An exact copy of the records below is needed, with every picture left out.

BEGIN Records for this exercise

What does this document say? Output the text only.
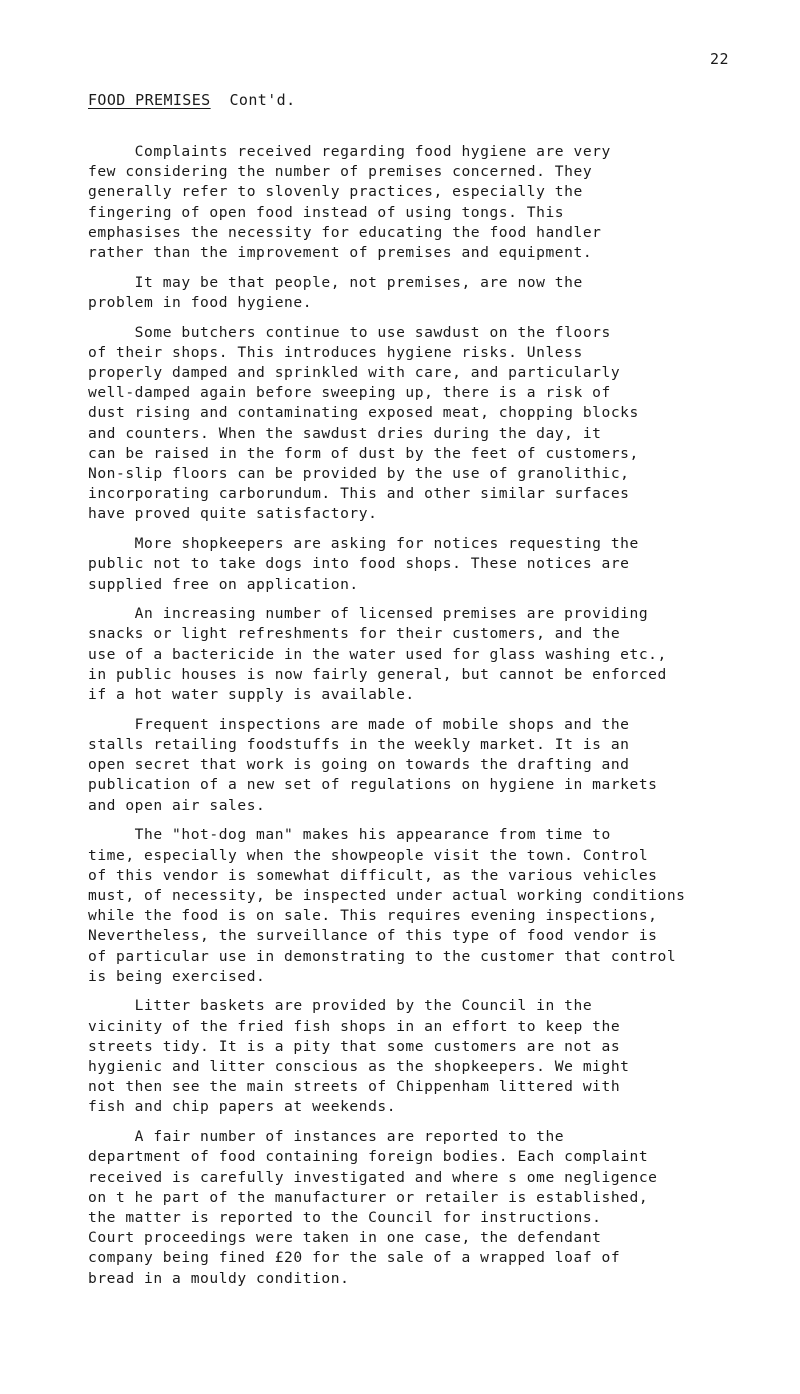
22
FOOD PREMISES Cont'd.
Complaints received regarding food hygiene are very
few considering the number of premises concerned. They
generally refer to slovenly practices, especially the
fingering of open food instead of using tongs. This
emphasises the necessity for educating the food handler
rather than the improvement of premises and equipment.
It may be that people, not premises, are now the
problem in food hygiene.
Some butchers continue to use sawdust on the floors
of their shops. This introduces hygiene risks. Unless
properly damped and sprinkled with care, and particularly
well-damped again before sweeping up, there is a risk of
dust rising and contaminating exposed meat, chopping blocks
and counters. When the sawdust dries during the day, it
can be raised in the form of dust by the feet of customers,
Non-slip floors can be provided by the use of granolithic,
incorporating carborundum. This and other similar surfaces
have proved quite satisfactory.
More shopkeepers are asking for notices requesting the
public not to take dogs into food shops. These notices are
supplied free on application.
An increasing number of licensed premises are providing
snacks or light refreshments for their customers, and the
use of a bactericide in the water used for glass washing etc.,
in public houses is now fairly general, but cannot be enforced
if a hot water supply is available.
Frequent inspections are made of mobile shops and the
stalls retailing foodstuffs in the weekly market. It is an
open secret that work is going on towards the drafting and
publication of a new set of regulations on hygiene in markets
and open air sales.
The "hot-dog man" makes his appearance from time to
time, especially when the showpeople visit the town. Control
of this vendor is somewhat difficult, as the various vehicles
must, of necessity, be inspected under actual working conditions
while the food is on sale. This requires evening inspections,
Nevertheless, the surveillance of this type of food vendor is
of particular use in demonstrating to the customer that control
is being exercised.
Litter baskets are provided by the Council in the
vicinity of the fried fish shops in an effort to keep the
streets tidy. It is a pity that some customers are not as
hygienic and litter conscious as the shopkeepers. We might
not then see the main streets of Chippenham littered with
fish and chip papers at weekends.
A fair number of instances are reported to the
department of food containing foreign bodies. Each complaint
received is carefully investigated and where s ome negligence
on t he part of the manufacturer or retailer is established,
the matter is reported to the Council for instructions.
Court proceedings were taken in one case, the defendant
company being fined £20 for the sale of a wrapped loaf of
bread in a mouldy condition.
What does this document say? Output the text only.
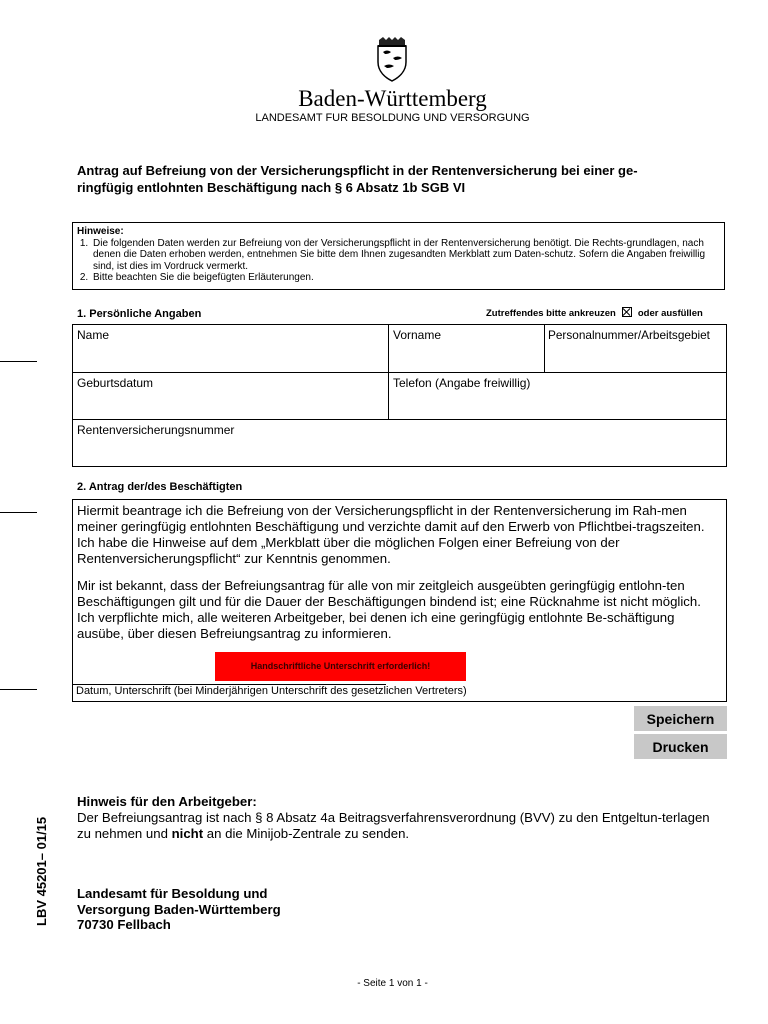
Baden-Württemberg
LANDESAMT FUR BESOLDUNG UND VERSORGUNG
Antrag auf Befreiung von der Versicherungspflicht in der Rentenversicherung bei einer ge-
ringfügig entlohnten Beschäftigung nach § 6 Absatz 1b SGB VI
Hinweise:
1. Die folgenden Daten werden zur Befreiung von der Versicherungspflicht in der Rentenversicherung benötigt. Die Rechts-grundlagen, nach denen die Daten erhoben werden, entnehmen Sie bitte dem Ihnen zugesandten Merkblatt zum Daten-schutz. Sofern die Angaben freiwillig sind, ist dies im Vordruck vermerkt.
2. Bitte beachten Sie die beigefügten Erläuterungen.
1. Persönliche Angaben	Zutreffendes bitte ankreuzen oder ausfüllen
Name	Vorname	Personalnummer/Arbeitsgebiet
Geburtsdatum	Telefon (Angabe freiwillig)
Rentenversicherungsnummer
2. Antrag der/des Beschäftigten

Hiermit beantrage ich die Befreiung von der Versicherungspflicht in der Rentenversicherung im Rah-men meiner geringfügig entlohnten Beschäftigung und verzichte damit auf den Erwerb von Pflichtbei-tragszeiten. Ich habe die Hinweise auf dem „Merkblatt über die möglichen Folgen einer Befreiung von der Rentenversicherungspflicht“ zur Kenntnis genommen.

Mir ist bekannt, dass der Befreiungsantrag für alle von mir zeitgleich ausgeübten geringfügig entlohn-ten Beschäftigungen gilt und für die Dauer der Beschäftigungen bindend ist; eine Rücknahme ist nicht möglich. Ich verpflichte mich, alle weiteren Arbeitgeber, bei denen ich eine geringfügig entlohnte Be-schäftigung ausübe, über diesen Befreiungsantrag zu informieren.

Handschriftliche Unterschrift erforderlich!
Datum, Unterschrift (bei Minderjährigen Unterschrift des gesetzlichen Vertreters)
Speichern
Drucken
Hinweis für den Arbeitgeber:
Der Befreiungsantrag ist nach § 8 Absatz 4a Beitragsverfahrensverordnung (BVV) zu den Entgeltun-terlagen zu nehmen und nicht an die Minijob-Zentrale zu senden.
Landesamt für Besoldung und
Versorgung Baden-Württemberg
70730 Fellbach
LBV 45201– 01/15
- Seite 1 von 1 -
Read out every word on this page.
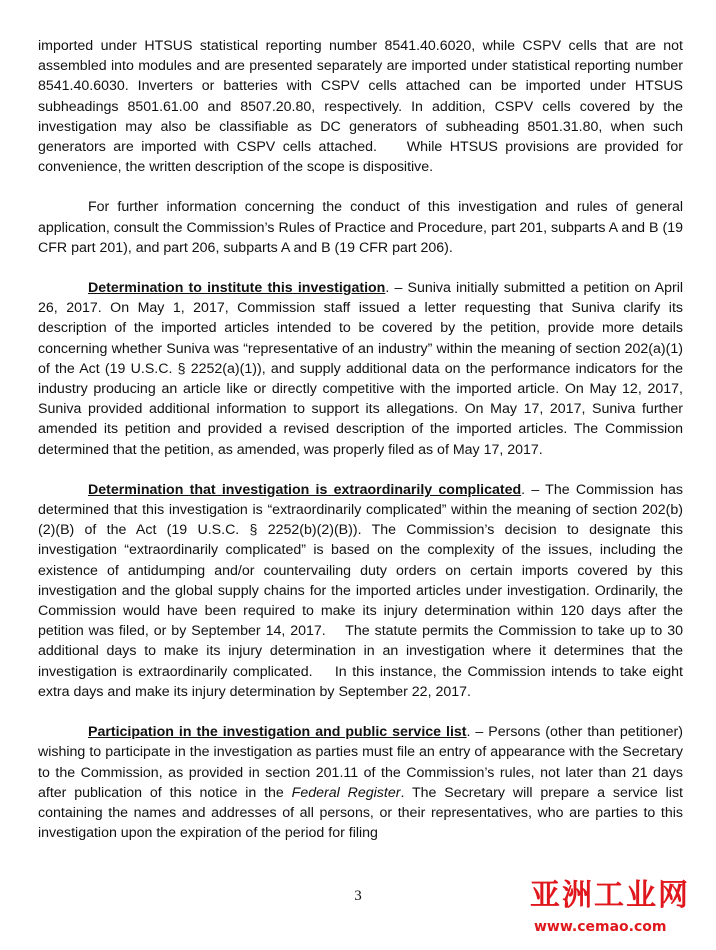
imported under HTSUS statistical reporting number 8541.40.6020, while CSPV cells that are not assembled into modules and are presented separately are imported under statistical reporting number 8541.40.6030. Inverters or batteries with CSPV cells attached can be imported under HTSUS subheadings 8501.61.00 and 8507.20.80, respectively. In addition, CSPV cells covered by the investigation may also be classifiable as DC generators of subheading 8501.31.80, when such generators are imported with CSPV cells attached.    While HTSUS provisions are provided for convenience, the written description of the scope is dispositive.

For further information concerning the conduct of this investigation and rules of general application, consult the Commission’s Rules of Practice and Procedure, part 201, subparts A and B (19 CFR part 201), and part 206, subparts A and B (19 CFR part 206).

Determination to institute this investigation. – Suniva initially submitted a petition on April 26, 2017. On May 1, 2017, Commission staff issued a letter requesting that Suniva clarify its description of the imported articles intended to be covered by the petition, provide more details concerning whether Suniva was “representative of an industry” within the meaning of section 202(a)(1) of the Act (19 U.S.C. § 2252(a)(1)), and supply additional data on the performance indicators for the industry producing an article like or directly competitive with the imported article. On May 12, 2017, Suniva provided additional information to support its allegations. On May 17, 2017, Suniva further amended its petition and provided a revised description of the imported articles. The Commission determined that the petition, as amended, was properly filed as of May 17, 2017.

Determination that investigation is extraordinarily complicated. – The Commission has determined that this investigation is “extraordinarily complicated” within the meaning of section 202(b)(2)(B) of the Act (19 U.S.C. § 2252(b)(2)(B)). The Commission’s decision to designate this investigation “extraordinarily complicated” is based on the complexity of the issues, including the existence of antidumping and/or countervailing duty orders on certain imports covered by this investigation and the global supply chains for the imported articles under investigation. Ordinarily, the Commission would have been required to make its injury determination within 120 days after the petition was filed, or by September 14, 2017.    The statute permits the Commission to take up to 30 additional days to make its injury determination in an investigation where it determines that the investigation is extraordinarily complicated.    In this instance, the Commission intends to take eight extra days and make its injury determination by September 22, 2017.

Participation in the investigation and public service list. – Persons (other than petitioner) wishing to participate in the investigation as parties must file an entry of appearance with the Secretary to the Commission, as provided in section 201.11 of the Commission’s rules, not later than 21 days after publication of this notice in the Federal Register. The Secretary will prepare a service list containing the names and addresses of all persons, or their representatives, who are parties to this investigation upon the expiration of the period for filing

3	亚洲工业网
www.cemao.com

END Records for this exercise

▸ Task response:
What does this document say? Output the text only.
22
FOOD PREMISES Cont'd.
Complaints received regarding food hygiene are very
few considering the number of premises concerned. They
generally refer to slovenly practices, especially the
fingering of open food instead of using tongs. This
emphasises the necessity for educating the food handler
rather than the improvement of premises and equipment.
It may be that people, not premises, are now the
problem in food hygiene.
Some butchers continue to use sawdust on the floors
of their shops. This introduces hygiene risks. Unless
properly damped and sprinkled with care, and particularly
well-damped again before sweeping up, there is a risk of
dust rising and contaminating exposed meat, chopping blocks
and counters. When the sawdust dries during the day, it
can be raised in the form of dust by the feet of customers,
Non-slip floors can be provided by the use of granolithic,
incorporating carborundum. This and other similar surfaces
have proved quite satisfactory.
More shopkeepers are asking for notices requesting the
public not to take dogs into food shops. These notices are
supplied free on application.
An increasing number of licensed premises are providing
snacks or light refreshments for their customers, and the
use of a bactericide in the water used for glass washing etc.,
in public houses is now fairly general, but cannot be enforced
if a hot water supply is available.
Frequent inspections are made of mobile shops and the
stalls retailing foodstuffs in the weekly market. It is an
open secret that work is going on towards the drafting and
publication of a new set of regulations on hygiene in markets
and open air sales.
The "hot-dog man" makes his appearance from time to
time, especially when the showpeople visit the town. Control
of this vendor is somewhat difficult, as the various vehicles
must, of necessity, be inspected under actual working conditions
while the food is on sale. This requires evening inspections,
Nevertheless, the surveillance of this type of food vendor is
of particular use in demonstrating to the customer that control
is being exercised.
Litter baskets are provided by the Council in the
vicinity of the fried fish shops in an effort to keep the
streets tidy. It is a pity that some customers are not as
hygienic and litter conscious as the shopkeepers. We might
not then see the main streets of Chippenham littered with
fish and chip papers at weekends.
A fair number of instances are reported to the
department of food containing foreign bodies. Each complaint
received is carefully investigated and where s ome negligence
on t he part of the manufacturer or retailer is established,
the matter is reported to the Council for instructions.
Court proceedings were taken in one case, the defendant
company being fined £20 for the sale of a wrapped loaf of
bread in a mouldy condition.
What does this document say? Output the text only.
Baden-Württemberg
LANDESAMT FUR BESOLDUNG UND VERSORGUNG
Antrag auf Befreiung von der Versicherungspflicht in der Rentenversicherung bei einer ge-
ringfügig entlohnten Beschäftigung nach § 6 Absatz 1b SGB VI
Hinweise:
1. Die folgenden Daten werden zur Befreiung von der Versicherungspflicht in der Rentenversicherung benötigt. Die Rechts-grundlagen, nach denen die Daten erhoben werden, entnehmen Sie bitte dem Ihnen zugesandten Merkblatt zum Daten-schutz. Sofern die Angaben freiwillig sind, ist dies im Vordruck vermerkt.
2. Bitte beachten Sie die beigefügten Erläuterungen.
1. Persönliche Angaben	Zutreffendes bitte ankreuzen oder ausfüllen
Name	Vorname	Personalnummer/Arbeitsgebiet
Geburtsdatum	Telefon (Angabe freiwillig)
Rentenversicherungsnummer
2. Antrag der/des Beschäftigten

Hiermit beantrage ich die Befreiung von der Versicherungspflicht in der Rentenversicherung im Rah-men meiner geringfügig entlohnten Beschäftigung und verzichte damit auf den Erwerb von Pflichtbei-tragszeiten. Ich habe die Hinweise auf dem „Merkblatt über die möglichen Folgen einer Befreiung von der Rentenversicherungspflicht“ zur Kenntnis genommen.

Mir ist bekannt, dass der Befreiungsantrag für alle von mir zeitgleich ausgeübten geringfügig entlohn-ten Beschäftigungen gilt und für die Dauer der Beschäftigungen bindend ist; eine Rücknahme ist nicht möglich. Ich verpflichte mich, alle weiteren Arbeitgeber, bei denen ich eine geringfügig entlohnte Be-schäftigung ausübe, über diesen Befreiungsantrag zu informieren.

Handschriftliche Unterschrift erforderlich!
Datum, Unterschrift (bei Minderjährigen Unterschrift des gesetzlichen Vertreters)
Speichern
Drucken
Hinweis für den Arbeitgeber:
Der Befreiungsantrag ist nach § 8 Absatz 4a Beitragsverfahrensverordnung (BVV) zu den Entgeltun-terlagen zu nehmen und nicht an die Minijob-Zentrale zu senden.
Landesamt für Besoldung und
Versorgung Baden-Württemberg
70730 Fellbach
LBV 45201– 01/15
- Seite 1 von 1 -
Read out every word on this page.
imported under HTSUS statistical reporting number 8541.40.6020, while CSPV cells that are not assembled into modules and are presented separately are imported under statistical reporting number 8541.40.6030. Inverters or batteries with CSPV cells attached can be imported under HTSUS subheadings 8501.61.00 and 8507.20.80, respectively. In addition, CSPV cells covered by the investigation may also be classifiable as DC generators of subheading 8501.31.80, when such generators are imported with CSPV cells attached.    While HTSUS provisions are provided for convenience, the written description of the scope is dispositive.

For further information concerning the conduct of this investigation and rules of general application, consult the Commission’s Rules of Practice and Procedure, part 201, subparts A and B (19 CFR part 201), and part 206, subparts A and B (19 CFR part 206).

Determination to institute this investigation. – Suniva initially submitted a petition on April 26, 2017. On May 1, 2017, Commission staff issued a letter requesting that Suniva clarify its description of the imported articles intended to be covered by the petition, provide more details concerning whether Suniva was “representative of an industry” within the meaning of section 202(a)(1) of the Act (19 U.S.C. § 2252(a)(1)), and supply additional data on the performance indicators for the industry producing an article like or directly competitive with the imported article. On May 12, 2017, Suniva provided additional information to support its allegations. On May 17, 2017, Suniva further amended its petition and provided a revised description of the imported articles. The Commission determined that the petition, as amended, was properly filed as of May 17, 2017.

Determination that investigation is extraordinarily complicated. – The Commission has determined that this investigation is “extraordinarily complicated” within the meaning of section 202(b)(2)(B) of the Act (19 U.S.C. § 2252(b)(2)(B)). The Commission’s decision to designate this investigation “extraordinarily complicated” is based on the complexity of the issues, including the existence of antidumping and/or countervailing duty orders on certain imports covered by this investigation and the global supply chains for the imported articles under investigation. Ordinarily, the Commission would have been required to make its injury determination within 120 days after the petition was filed, or by September 14, 2017.    The statute permits the Commission to take up to 30 additional days to make its injury determination in an investigation where it determines that the investigation is extraordinarily complicated.    In this instance, the Commission intends to take eight extra days and make its injury determination by September 22, 2017.

Participation in the investigation and public service list. – Persons (other than petitioner) wishing to participate in the investigation as parties must file an entry of appearance with the Secretary to the Commission, as provided in section 201.11 of the Commission’s rules, not later than 21 days after publication of this notice in the Federal Register. The Secretary will prepare a service list containing the names and addresses of all persons, or their representatives, who are parties to this investigation upon the expiration of the period for filing

3	亚洲工业网
www.cemao.com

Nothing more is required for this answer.